## begin
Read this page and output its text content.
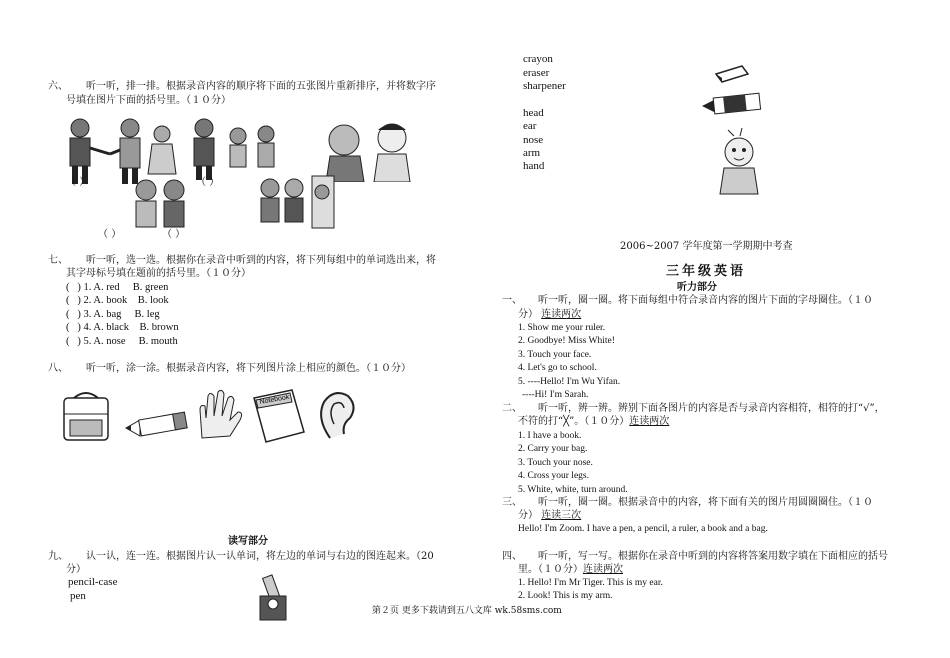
六、 听一听，排一排。根据录音内容的顺序将下面的五张图片重新排序，并将数字序
号填在图片下面的括号里。（１０分）
（ ）	（ ）
（ ）	（ ）
七、 听一听，选一选。根据你在录音中听到的内容，将下列每组中的单词选出来，将
其字母标号填在题前的括号里。（１０分）
(   ) 1. A. red     B. green
(   ) 2. A. book    B. look
(   ) 3. A. bag     B. leg
(   ) 4. A. black    B. brown
(   ) 5. A. nose     B. mouth
八、 听一听，涂一涂。根据录音内容，将下列图片涂上相应的颜色。（１０分）
Notebook
读写部分
九、 认一认，连一连。根据图片认一认单词，将左边的单词与右边的图连起来。（20
分）
pencil-case
pen
第２页 更多下载请到五八文库 wk.58sms.com
crayon
eraser
sharpener
head
ear
nose
arm
hand
2006~2007 学年度第一学期期中考查
三年级英语
听力部分
一、 听一听，圈一圈。将下面每组中符合录音内容的图片下面的字母圈住。（１０
分） 连读两次
1. Show me your ruler.
2. Goodbye! Miss White!
3. Touch your face.
4. Let's go to school.
5. ----Hello! I'm Wu Yifan.
----Hi! I'm Sarah.
二、 听一听，辨一辨。辨别下面各图片的内容是否与录音内容相符，相符的打“√”，
不符的打“╳”。（１０分）连读两次
1. I have a book.
2. Carry your bag.
3. Touch your nose.
4. Cross your legs.
5. White, white, turn around.
三、 听一听，圈一圈。根据录音中的内容，将下面有关的图片用圆圈圈住。（１０
分） 连读三次
Hello! I'm Zoom. I have a pen, a pencil, a ruler, a book and a bag.
四、 听一听，写一写。根据你在录音中听到的内容将答案用数字填在下面相应的括号
里。（１０分）连读两次
1. Hello! I'm Mr Tiger. This is my ear.
2. Look! This is my arm.
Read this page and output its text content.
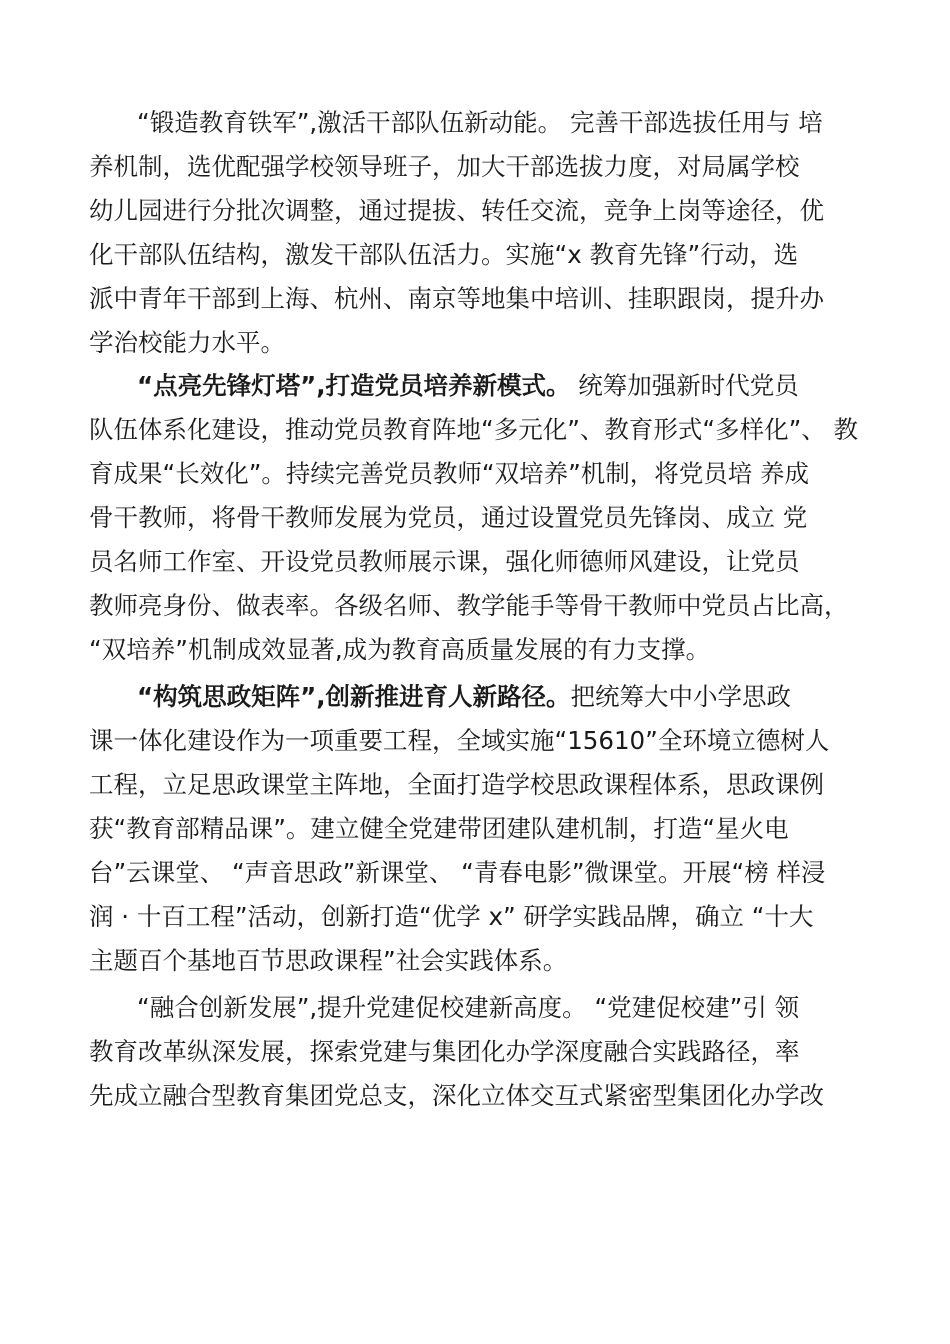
“锻造教育铁军”,激活干部队伍新动能。 完善干部选拔任用与 培
养机制，选优配强学校领导班子，加大干部选拔力度，对局属学校
幼儿园进行分批次调整，通过提拔、转任交流，竞争上岗等途径，优
化干部队伍结构，激发干部队伍活力。实施“x 教育先锋”行动，选
派中青年干部到上海、杭州、南京等地集中培训、挂职跟岗，提升办
学治校能力水平。
“点亮先锋灯塔”,打造党员培养新模式。 统筹加强新时代党员
队伍体系化建设，推动党员教育阵地“多元化”、教育形式“多样化”、 教
育成果“长效化”。持续完善党员教师“双培养”机制，将党员培 养成
骨干教师，将骨干教师发展为党员，通过设置党员先锋岗、成立 党
员名师工作室、开设党员教师展示课，强化师德师风建设，让党员
教师亮身份、做表率。各级名师、教学能手等骨干教师中党员占比高，
“双培养”机制成效显著,成为教育高质量发展的有力支撑。
“构筑思政矩阵”,创新推进育人新路径。把统筹大中小学思政
课一体化建设作为一项重要工程，全域实施“15610”全环境立德树人
工程，立足思政课堂主阵地，全面打造学校思政课程体系，思政课例
获“教育部精品课”。建立健全党建带团建队建机制，打造“星火电
台”云课堂、 “声音思政”新课堂、 “青春电影”微课堂。开展“榜 样浸
润 · 十百工程”活动，创新打造“优学 x” 研学实践品牌，确立 “十大
主题百个基地百节思政课程”社会实践体系。
“融合创新发展”,提升党建促校建新高度。 “党建促校建”引 领
教育改革纵深发展，探索党建与集团化办学深度融合实践路径，率
先成立融合型教育集团党总支，深化立体交互式紧密型集团化办学改
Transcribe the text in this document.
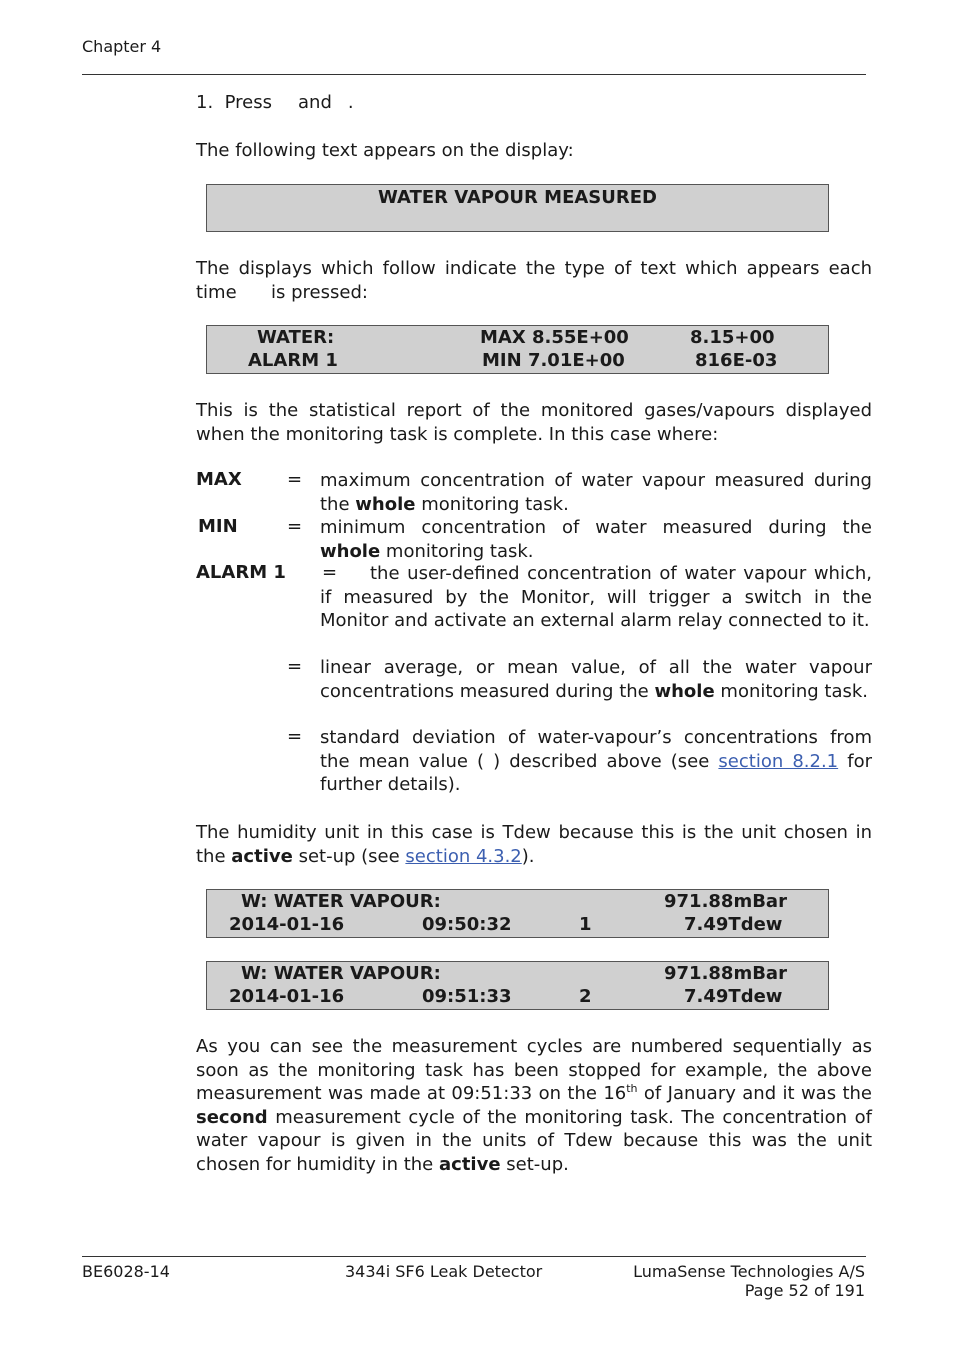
Chapter 4
1. Press and .
The following text appears on the display:
WATER VAPOUR MEASURED
The displays which follow indicate the type of text which appears each time is pressed:
WATER:	MAX 8.55E+00	8.15+00
ALARM 1	MIN 7.01E+00	816E-03
This is the statistical report of the monitored gases/vapours displayed when the monitoring task is complete. In this case where:
MAX	= maximum concentration of water vapour measured during the whole monitoring task.
MIN	= minimum concentration of water measured during the whole monitoring task.
ALARM 1 =	the user-defined concentration of water vapour which, if measured by the Monitor, will trigger a switch in the Monitor and activate an external alarm relay connected to it.
= linear average, or mean value, of all the water vapour concentrations measured during the whole monitoring task.
= standard deviation of water-vapour’s concentrations from the mean value ( ) described above (see section 8.2.1 for further details).
The humidity unit in this case is Tdew because this is the unit chosen in the active set-up (see section 4.3.2).
W: WATER VAPOUR:	971.88mBar
2014-01-16	09:50:32	1	7.49Tdew
W: WATER VAPOUR:	971.88mBar
2014-01-16	09:51:33	2	7.49Tdew
As you can see the measurement cycles are numbered sequentially as soon as the monitoring task has been stopped for example, the above measurement was made at 09:51:33 on the 16th of January and it was the second measurement cycle of the monitoring task. The concentration of water vapour is given in the units of Tdew because this was the unit chosen for humidity in the active set-up.
BE6028-14	3434i SF6 Leak Detector	LumaSense Technologies A/S
Page 52 of 191
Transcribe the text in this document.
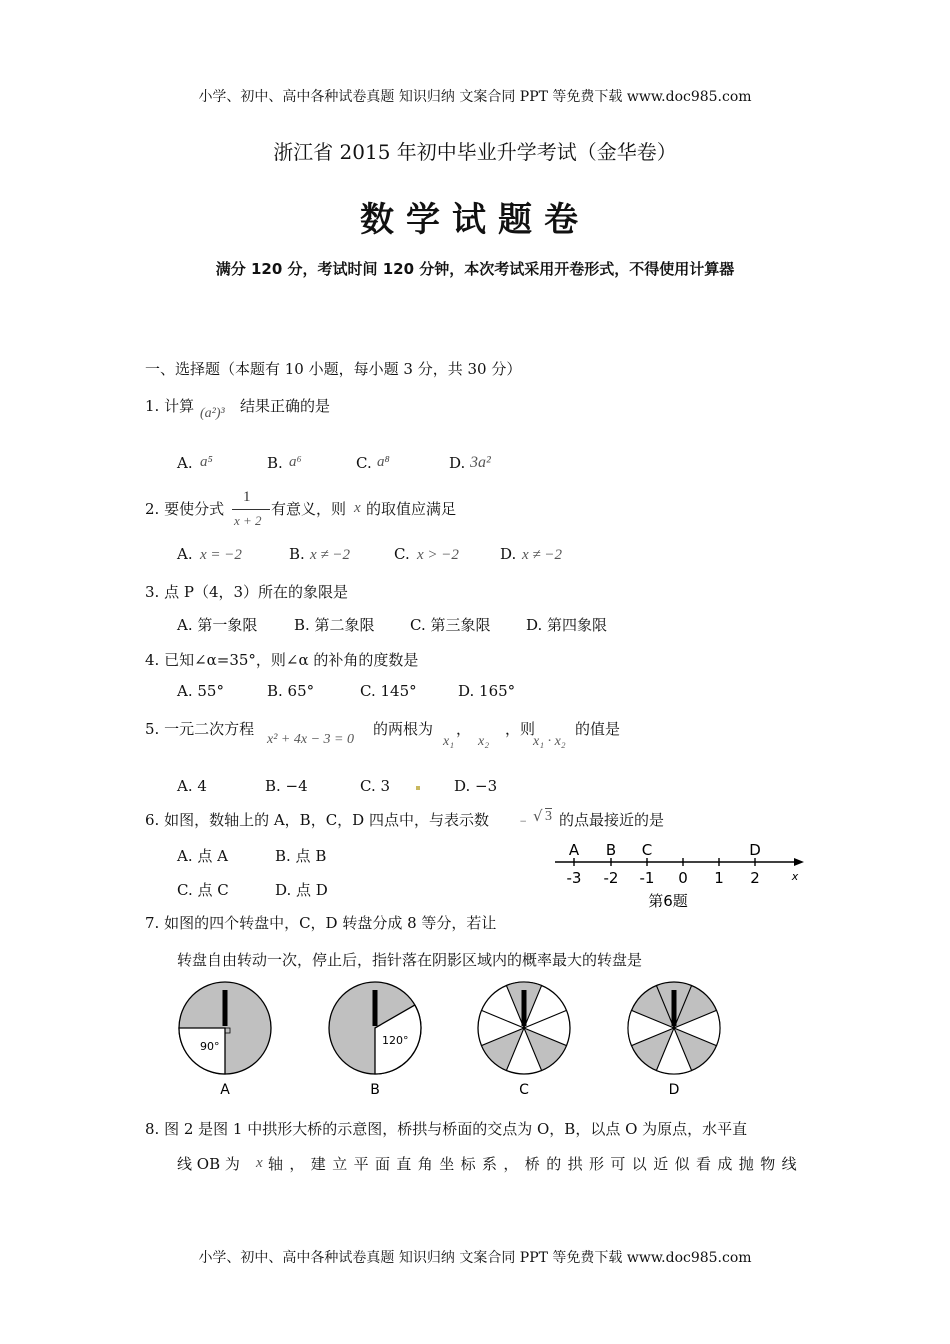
小学、初中、高中各种试卷真题 知识归纳 文案合同 PPT 等免费下载 www.doc985.com
浙江省 2015 年初中毕业升学考试（金华卷）
数学试题卷
满分 120 分，考试时间 120 分钟，本次考试采用开卷形式，不得使用计算器
一、选择题（本题有 10 小题，每小题 3 分，共 30 分）
1. 计算 (a²)³ 结果正确的是
A. a⁵	B. a⁶	C. a⁸	D. 3a²
2. 要使分式
1
x + 2
有意义，则 x 的取值应满足
A. x = −2	B. x ≠ −2	C. x > −2	D. x ≠ −2
3. 点 P（4，3）所在的象限是
A. 第一象限 B. 第二象限 C. 第三象限 D. 第四象限
4. 已知∠α=35°，则∠α 的补角的度数是
A. 55°	B. 65°	C. 145°	D. 165°
5. 一元二次方程
x² + 4x − 3 = 0
的两根为
x₁
，
x₂
，则
x₁ · x₂
的值是
A. 4	B. −4	C. 3	D. −3
6. 如图，数轴上的 A，B，C，D 四点中，与表示数	− √ 3 的点最接近的是
A. 点 A	B. 点 B
C. 点 C	D. 点 D
A B C	D
-3 -2 -1 0 1 2	x
第6题
7. 如图的四个转盘中，C，D 转盘分成 8 等分，若让
转盘自由转动一次，停止后，指针落在阴影区域内的概率最大的转盘是
90°
A
120°
B	C	D
8. 图 2 是图 1 中拱形大桥的示意图，桥拱与桥面的交点为 O，B，以点 O 为原点，水平直
线 OB 为 x 轴，建立平面直角坐标系，桥的拱形可以近似看成抛物线
小学、初中、高中各种试卷真题 知识归纳 文案合同 PPT 等免费下载 www.doc985.com
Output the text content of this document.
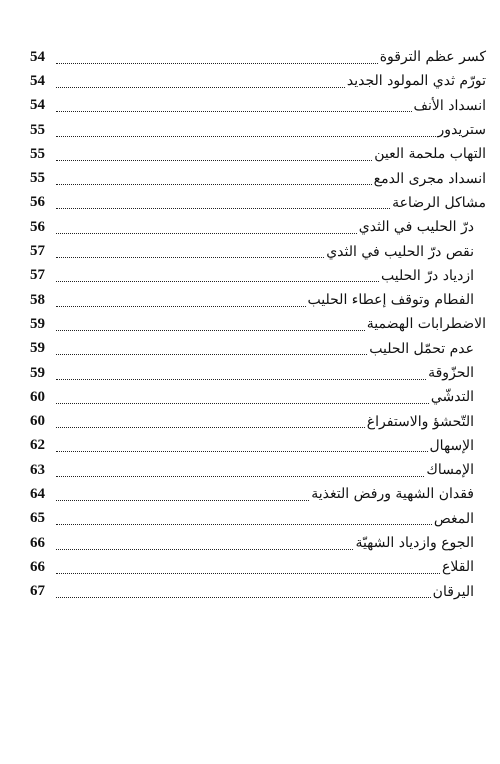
كسر عظم الترقوة
54
تورّم ثدي المولود الجديد
54
انسداد الأنف
54
ستريدور
55
التهاب ملحمة العين
55
انسداد مجرى الدمع
55
مشاكل الرضاعة
56
درّ الحليب في الثدي
56
نقص درّ الحليب في الثدي
57
ازدياد درّ الحليب
57
الفطام وتوقف إعطاء الحليب
58
الاضطرابات الهضمية
59
عدم تحمّل الحليب
59
الحزّوقة
59
التدشّي
60
التّحشؤ والاستفراغ
60
الإسهال
62
الإمساك
63
فقدان الشهية ورفض التغذية
64
المغص
65
الجوع وازدياد الشهيّة
66
القلاع
66
اليرقان
67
## end
Output the records above exactly as they are, leaving out the pictures.

— Answer to this problem —
Read this page and output its text content.
六、 听一听，排一排。根据录音内容的顺序将下面的五张图片重新排序，并将数字序
号填在图片下面的括号里。（１０分）
（ ）	（ ）
（ ）	（ ）
七、 听一听，选一选。根据你在录音中听到的内容，将下列每组中的单词选出来，将
其字母标号填在题前的括号里。（１０分）
(   ) 1. A. red     B. green
(   ) 2. A. book    B. look
(   ) 3. A. bag     B. leg
(   ) 4. A. black    B. brown
(   ) 5. A. nose     B. mouth
八、 听一听，涂一涂。根据录音内容，将下列图片涂上相应的颜色。（１０分）
Notebook
读写部分
九、 认一认，连一连。根据图片认一认单词，将左边的单词与右边的图连起来。（20
分）
pencil-case
pen
第２页 更多下载请到五八文库 wk.58sms.com
crayon
eraser
sharpener
head
ear
nose
arm
hand
2006~2007 学年度第一学期期中考查
三年级英语
听力部分
一、 听一听，圈一圈。将下面每组中符合录音内容的图片下面的字母圈住。（１０
分） 连读两次
1. Show me your ruler.
2. Goodbye! Miss White!
3. Touch your face.
4. Let's go to school.
5. ----Hello! I'm Wu Yifan.
----Hi! I'm Sarah.
二、 听一听，辨一辨。辨别下面各图片的内容是否与录音内容相符，相符的打“√”，
不符的打“╳”。（１０分）连读两次
1. I have a book.
2. Carry your bag.
3. Touch your nose.
4. Cross your legs.
5. White, white, turn around.
三、 听一听，圈一圈。根据录音中的内容，将下面有关的图片用圆圈圈住。（１０
分） 连读三次
Hello! I'm Zoom. I have a pen, a pencil, a ruler, a book and a bag.
四、 听一听，写一写。根据你在录音中听到的内容将答案用数字填在下面相应的括号
里。（１０分）连读两次
1. Hello! I'm Mr Tiger. This is my ear.
2. Look! This is my arm.
Read this page and output its text content.
“锻造教育铁军”,激活干部队伍新动能。 完善干部选拔任用与 培
养机制，选优配强学校领导班子，加大干部选拔力度，对局属学校
幼儿园进行分批次调整，通过提拔、转任交流，竞争上岗等途径，优
化干部队伍结构，激发干部队伍活力。实施“x 教育先锋”行动，选
派中青年干部到上海、杭州、南京等地集中培训、挂职跟岗，提升办
学治校能力水平。
“点亮先锋灯塔”,打造党员培养新模式。 统筹加强新时代党员
队伍体系化建设，推动党员教育阵地“多元化”、教育形式“多样化”、 教
育成果“长效化”。持续完善党员教师“双培养”机制，将党员培 养成
骨干教师，将骨干教师发展为党员，通过设置党员先锋岗、成立 党
员名师工作室、开设党员教师展示课，强化师德师风建设，让党员
教师亮身份、做表率。各级名师、教学能手等骨干教师中党员占比高，
“双培养”机制成效显著,成为教育高质量发展的有力支撑。
“构筑思政矩阵”,创新推进育人新路径。把统筹大中小学思政
课一体化建设作为一项重要工程，全域实施“15610”全环境立德树人
工程，立足思政课堂主阵地，全面打造学校思政课程体系，思政课例
获“教育部精品课”。建立健全党建带团建队建机制，打造“星火电
台”云课堂、 “声音思政”新课堂、 “青春电影”微课堂。开展“榜 样浸
润 · 十百工程”活动，创新打造“优学 x” 研学实践品牌，确立 “十大
主题百个基地百节思政课程”社会实践体系。
“融合创新发展”,提升党建促校建新高度。 “党建促校建”引 领
教育改革纵深发展，探索党建与集团化办学深度融合实践路径，率
先成立融合型教育集团党总支，深化立体交互式紧密型集团化办学改
Transcribe the text in this document.
Chapter 4
1. Press and .
The following text appears on the display:
WATER VAPOUR MEASURED
The displays which follow indicate the type of text which appears each time is pressed:
WATER:	MAX 8.55E+00	8.15+00
ALARM 1	MIN 7.01E+00	816E-03
This is the statistical report of the monitored gases/vapours displayed when the monitoring task is complete. In this case where:
MAX	= maximum concentration of water vapour measured during the whole monitoring task.
MIN	= minimum concentration of water measured during the whole monitoring task.
ALARM 1 =	the user-defined concentration of water vapour which, if measured by the Monitor, will trigger a switch in the Monitor and activate an external alarm relay connected to it.
= linear average, or mean value, of all the water vapour concentrations measured during the whole monitoring task.
= standard deviation of water-vapour’s concentrations from the mean value ( ) described above (see section 8.2.1 for further details).
The humidity unit in this case is Tdew because this is the unit chosen in the active set-up (see section 4.3.2).
W: WATER VAPOUR:	971.88mBar
2014-01-16	09:50:32	1	7.49Tdew
W: WATER VAPOUR:	971.88mBar
2014-01-16	09:51:33	2	7.49Tdew
As you can see the measurement cycles are numbered sequentially as soon as the monitoring task has been stopped for example, the above measurement was made at 09:51:33 on the 16th of January and it was the second measurement cycle of the monitoring task. The concentration of water vapour is given in the units of Tdew because this was the unit chosen for humidity in the active set-up.
BE6028-14	3434i SF6 Leak Detector	LumaSense Technologies A/S
Page 52 of 191
Transcribe the text in this document.
小学、初中、高中各种试卷真题 知识归纳 文案合同 PPT 等免费下载 www.doc985.com
浙江省 2015 年初中毕业升学考试（金华卷）
数学试题卷
满分 120 分，考试时间 120 分钟，本次考试采用开卷形式，不得使用计算器
一、选择题（本题有 10 小题，每小题 3 分，共 30 分）
1. 计算 (a²)³ 结果正确的是
A. a⁵	B. a⁶	C. a⁸	D. 3a²
2. 要使分式
1
x + 2
有意义，则 x 的取值应满足
A. x = −2	B. x ≠ −2	C. x > −2	D. x ≠ −2
3. 点 P（4，3）所在的象限是
A. 第一象限 B. 第二象限 C. 第三象限 D. 第四象限
4. 已知∠α=35°，则∠α 的补角的度数是
A. 55°	B. 65°	C. 145°	D. 165°
5. 一元二次方程
x² + 4x − 3 = 0
的两根为
x₁
，
x₂
，则
x₁ · x₂
的值是
A. 4	B. −4	C. 3	D. −3
6. 如图，数轴上的 A，B，C，D 四点中，与表示数	− √ 3 的点最接近的是
A. 点 A	B. 点 B
C. 点 C	D. 点 D
A B C	D
-3 -2 -1 0 1 2	x
第6题
7. 如图的四个转盘中，C，D 转盘分成 8 等分，若让
转盘自由转动一次，停止后，指针落在阴影区域内的概率最大的转盘是
90°
A
120°
B	C	D
8. 图 2 是图 1 中拱形大桥的示意图，桥拱与桥面的交点为 O，B，以点 O 为原点，水平直
线 OB 为 x 轴，建立平面直角坐标系，桥的拱形可以近似看成抛物线
小学、初中、高中各种试卷真题 知识归纳 文案合同 PPT 等免费下载 www.doc985.com
Output the text content of this document.
كسر عظم الترقوة
54
تورّم ثدي المولود الجديد
54
انسداد الأنف
54
ستريدور
55
التهاب ملحمة العين
55
انسداد مجرى الدمع
55
مشاكل الرضاعة
56
درّ الحليب في الثدي
56
نقص درّ الحليب في الثدي
57
ازدياد درّ الحليب
57
الفطام وتوقف إعطاء الحليب
58
الاضطرابات الهضمية
59
عدم تحمّل الحليب
59
الحزّوقة
59
التدشّي
60
التّحشؤ والاستفراغ
60
الإسهال
62
الإمساك
63
فقدان الشهية ورفض التغذية
64
المغص
65
الجوع وازدياد الشهيّة
66
القلاع
66
اليرقان
67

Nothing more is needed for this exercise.